> _EXERCISE_
Every record below should be written out exactly; pictures stay out.

____________________

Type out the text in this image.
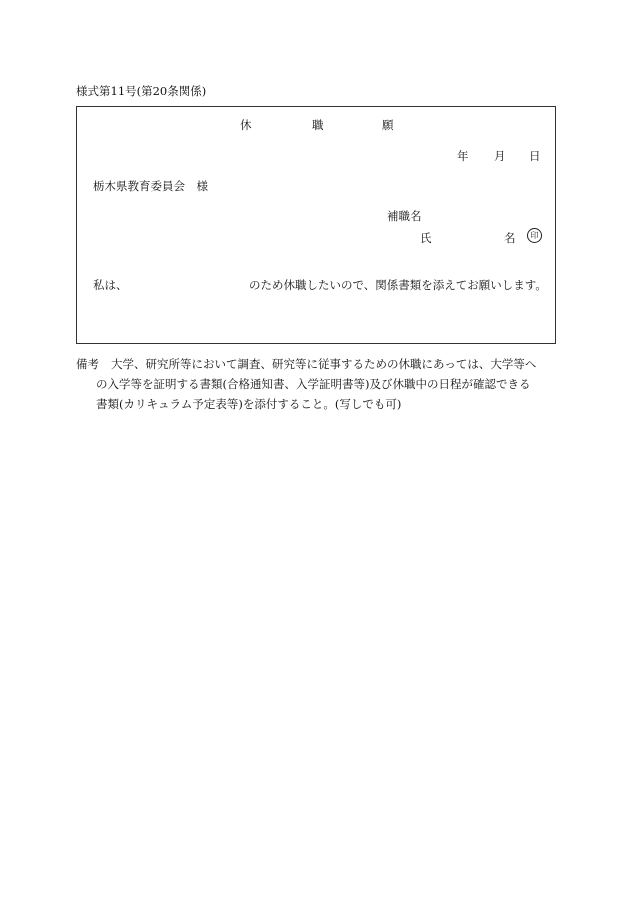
様式第11号(第20条関係)
休	職	願
年 月 日
栃木県教育委員会　様
補職名
氏	名	印
私は、	のため休職したいので、関係書類を添えてお願いします。
備考 大学、研究所等において調査、研究等に従事するための休職にあっては、大学等へ
の入学等を証明する書類(合格通知書、入学証明書等)及び休職中の日程が確認できる
書類(カリキュラム予定表等)を添付すること。(写しでも可)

____________________

> _EXERCISE RESPONSE_
Type out the text in this image.
様式第11号(第20条関係)
休	職	願
年 月 日
栃木県教育委員会　様
補職名
氏	名	印
私は、	のため休職したいので、関係書類を添えてお願いします。
備考 大学、研究所等において調査、研究等に従事するための休職にあっては、大学等へ
の入学等を証明する書類(合格通知書、入学証明書等)及び休職中の日程が確認できる
書類(カリキュラム予定表等)を添付すること。(写しでも可)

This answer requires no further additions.